GIVEN TEXT START

Libreoffice maxium cell split into 20 (Writer)

Hi, so I’m trying to split a cell into more than 20 fragments, however it appears 20 is the maximum allowed; selecting more than this simply creates 20 fragments.
This is strange, as I’m sure I’ve split cells into more than that in the past… can anyone confirm that this is the case for their Libreoffice as well?
I’m not sure why this is the maximum; surely LO is capable of handling more fragments than that? I mean if a table can be created with more than 20 columns, why can’t a cell be split into more than 20 parts?

Thanks.

I meet the same limitation if splitting horizontally, but I went up to 40 vertically. I didn’t try higher.

Does not it make sense, where you need more than 20 cells to work on the normal cell level? After that connect the cells above it?

@Hrbrgr: I agree. Tables in Writer have not the same purpose as in Calc. Cells are supposed to contain readable text (meaning the cell is wide enough). Moreover, semantically, splitting a cell is only a way to list related topics (ideas, references, …) for which text in adjacent non-split cells is applicable as additional information.

If really a large number of cells is necessary, it is better to start the other round and merge adjacent cells where information can be common-factored. But a large number of rows/columns in a Writer table is usually an indication that some synthesis work has been skipped.

@ajlittoz yes you are right. I would rather create the table in Calc and insert it in the Writer. Unfortunately, the table functions in Writer are very limited.

@Hrbrgr; I don’t see the limitations on Writer table as an inconvenience. Text laid out in tabular format is quite exceptional in a document. Tables containing numeric data are better prepared within Calc and then “imported” in Writer. Since LO is a suite, it is easier and more comfortable to use the adapted component for one’s data (numeric data with computation in Calc, text layout in Writer). Components come for free.

@ajlittoz Yes, depending on the requirement.

GIVEN TEXT END
ENTRIES SHOWN START

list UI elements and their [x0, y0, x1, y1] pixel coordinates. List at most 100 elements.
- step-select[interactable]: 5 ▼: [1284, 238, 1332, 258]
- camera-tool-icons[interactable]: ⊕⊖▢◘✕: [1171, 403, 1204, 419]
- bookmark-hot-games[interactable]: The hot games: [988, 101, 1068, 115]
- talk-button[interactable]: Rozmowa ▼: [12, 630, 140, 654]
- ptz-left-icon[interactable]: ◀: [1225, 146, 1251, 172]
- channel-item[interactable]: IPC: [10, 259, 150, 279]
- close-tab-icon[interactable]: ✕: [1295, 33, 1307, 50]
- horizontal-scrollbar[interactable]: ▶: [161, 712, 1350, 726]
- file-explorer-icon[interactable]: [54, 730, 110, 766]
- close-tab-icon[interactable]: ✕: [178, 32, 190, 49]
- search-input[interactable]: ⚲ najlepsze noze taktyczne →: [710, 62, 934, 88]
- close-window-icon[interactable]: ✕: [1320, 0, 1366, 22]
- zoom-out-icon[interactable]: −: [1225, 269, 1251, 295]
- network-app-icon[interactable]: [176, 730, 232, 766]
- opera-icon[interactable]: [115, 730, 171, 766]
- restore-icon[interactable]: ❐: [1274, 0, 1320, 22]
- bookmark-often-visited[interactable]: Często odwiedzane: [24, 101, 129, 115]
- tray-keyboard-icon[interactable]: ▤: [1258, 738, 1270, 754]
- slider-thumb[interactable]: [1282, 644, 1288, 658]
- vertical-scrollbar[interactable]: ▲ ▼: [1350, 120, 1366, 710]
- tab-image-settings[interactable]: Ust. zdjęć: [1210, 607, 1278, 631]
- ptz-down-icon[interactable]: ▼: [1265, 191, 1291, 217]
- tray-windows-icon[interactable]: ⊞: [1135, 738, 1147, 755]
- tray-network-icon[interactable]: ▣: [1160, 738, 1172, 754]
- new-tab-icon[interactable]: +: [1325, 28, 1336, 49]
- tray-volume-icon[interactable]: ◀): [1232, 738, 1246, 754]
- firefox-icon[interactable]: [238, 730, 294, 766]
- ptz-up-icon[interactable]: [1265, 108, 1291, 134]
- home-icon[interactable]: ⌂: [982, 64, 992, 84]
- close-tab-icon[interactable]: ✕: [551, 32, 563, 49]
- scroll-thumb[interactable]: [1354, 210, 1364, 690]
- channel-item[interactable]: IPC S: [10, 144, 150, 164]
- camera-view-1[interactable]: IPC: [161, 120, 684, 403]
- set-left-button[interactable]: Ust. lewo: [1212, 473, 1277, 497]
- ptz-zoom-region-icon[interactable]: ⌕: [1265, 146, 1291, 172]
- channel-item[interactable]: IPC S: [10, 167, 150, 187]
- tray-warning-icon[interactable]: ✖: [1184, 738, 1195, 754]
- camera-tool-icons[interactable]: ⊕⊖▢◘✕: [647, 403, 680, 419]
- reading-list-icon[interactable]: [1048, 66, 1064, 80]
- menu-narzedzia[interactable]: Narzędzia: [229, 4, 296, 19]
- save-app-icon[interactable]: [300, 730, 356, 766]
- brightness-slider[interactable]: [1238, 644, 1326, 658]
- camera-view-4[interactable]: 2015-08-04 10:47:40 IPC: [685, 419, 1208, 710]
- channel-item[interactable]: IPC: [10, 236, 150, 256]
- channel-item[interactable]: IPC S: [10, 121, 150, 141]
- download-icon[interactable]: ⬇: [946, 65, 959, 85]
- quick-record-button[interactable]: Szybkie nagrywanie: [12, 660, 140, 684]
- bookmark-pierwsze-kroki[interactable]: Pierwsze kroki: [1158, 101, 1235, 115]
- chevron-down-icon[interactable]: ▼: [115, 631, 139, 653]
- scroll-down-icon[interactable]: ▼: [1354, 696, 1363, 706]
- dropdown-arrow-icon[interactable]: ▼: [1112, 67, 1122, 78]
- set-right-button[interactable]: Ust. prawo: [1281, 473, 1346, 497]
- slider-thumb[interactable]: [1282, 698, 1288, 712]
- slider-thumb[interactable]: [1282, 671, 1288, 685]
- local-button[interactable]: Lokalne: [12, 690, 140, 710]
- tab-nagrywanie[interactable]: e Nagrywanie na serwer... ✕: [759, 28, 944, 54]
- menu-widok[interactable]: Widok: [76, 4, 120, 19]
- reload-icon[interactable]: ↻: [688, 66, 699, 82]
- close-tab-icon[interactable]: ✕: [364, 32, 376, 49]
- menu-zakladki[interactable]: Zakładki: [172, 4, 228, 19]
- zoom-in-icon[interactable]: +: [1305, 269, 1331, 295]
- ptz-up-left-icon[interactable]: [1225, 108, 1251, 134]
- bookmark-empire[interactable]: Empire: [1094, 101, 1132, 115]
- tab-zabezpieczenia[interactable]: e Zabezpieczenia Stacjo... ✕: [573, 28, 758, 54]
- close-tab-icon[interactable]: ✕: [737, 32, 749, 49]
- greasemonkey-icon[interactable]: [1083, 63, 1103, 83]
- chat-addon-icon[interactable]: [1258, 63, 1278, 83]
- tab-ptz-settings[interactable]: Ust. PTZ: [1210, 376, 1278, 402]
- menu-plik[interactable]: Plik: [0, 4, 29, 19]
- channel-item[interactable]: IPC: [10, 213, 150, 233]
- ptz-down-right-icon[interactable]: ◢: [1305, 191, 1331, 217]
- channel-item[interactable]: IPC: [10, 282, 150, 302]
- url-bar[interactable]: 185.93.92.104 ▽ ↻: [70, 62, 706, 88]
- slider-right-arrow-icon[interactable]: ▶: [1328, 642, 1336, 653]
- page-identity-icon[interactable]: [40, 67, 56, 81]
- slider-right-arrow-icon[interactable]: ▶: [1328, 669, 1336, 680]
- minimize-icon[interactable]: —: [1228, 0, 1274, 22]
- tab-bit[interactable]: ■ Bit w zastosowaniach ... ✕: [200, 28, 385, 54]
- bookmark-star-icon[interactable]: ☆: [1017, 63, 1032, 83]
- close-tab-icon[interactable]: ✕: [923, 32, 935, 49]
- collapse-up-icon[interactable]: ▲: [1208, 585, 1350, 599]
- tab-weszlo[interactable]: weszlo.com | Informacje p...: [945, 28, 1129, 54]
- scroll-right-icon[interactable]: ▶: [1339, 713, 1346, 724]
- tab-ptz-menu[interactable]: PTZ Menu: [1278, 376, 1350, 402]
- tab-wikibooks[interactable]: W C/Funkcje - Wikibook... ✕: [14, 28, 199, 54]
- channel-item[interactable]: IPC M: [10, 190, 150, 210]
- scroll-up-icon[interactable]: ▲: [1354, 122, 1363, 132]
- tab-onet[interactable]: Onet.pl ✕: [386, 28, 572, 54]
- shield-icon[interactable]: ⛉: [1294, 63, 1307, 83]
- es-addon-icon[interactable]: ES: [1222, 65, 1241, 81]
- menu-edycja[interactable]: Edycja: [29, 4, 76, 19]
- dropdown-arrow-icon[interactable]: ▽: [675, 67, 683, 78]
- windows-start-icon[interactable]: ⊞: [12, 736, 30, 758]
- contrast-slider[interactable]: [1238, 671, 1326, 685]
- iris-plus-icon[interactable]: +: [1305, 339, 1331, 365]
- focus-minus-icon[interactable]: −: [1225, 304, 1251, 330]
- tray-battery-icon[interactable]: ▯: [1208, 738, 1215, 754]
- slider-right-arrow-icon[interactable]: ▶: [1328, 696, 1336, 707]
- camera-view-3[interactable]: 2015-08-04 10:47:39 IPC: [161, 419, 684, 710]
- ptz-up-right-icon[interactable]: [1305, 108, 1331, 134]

ENTRIES SHOWN END

INSTRUCTIONS TO FOLLOW :: In the forum thread on splitting Writer cells, how far did one reply say they got when splitting a cell vertically?

SOLUTION FOR THIS PROBLEM :: Up to 40 fragments, without trying any higher.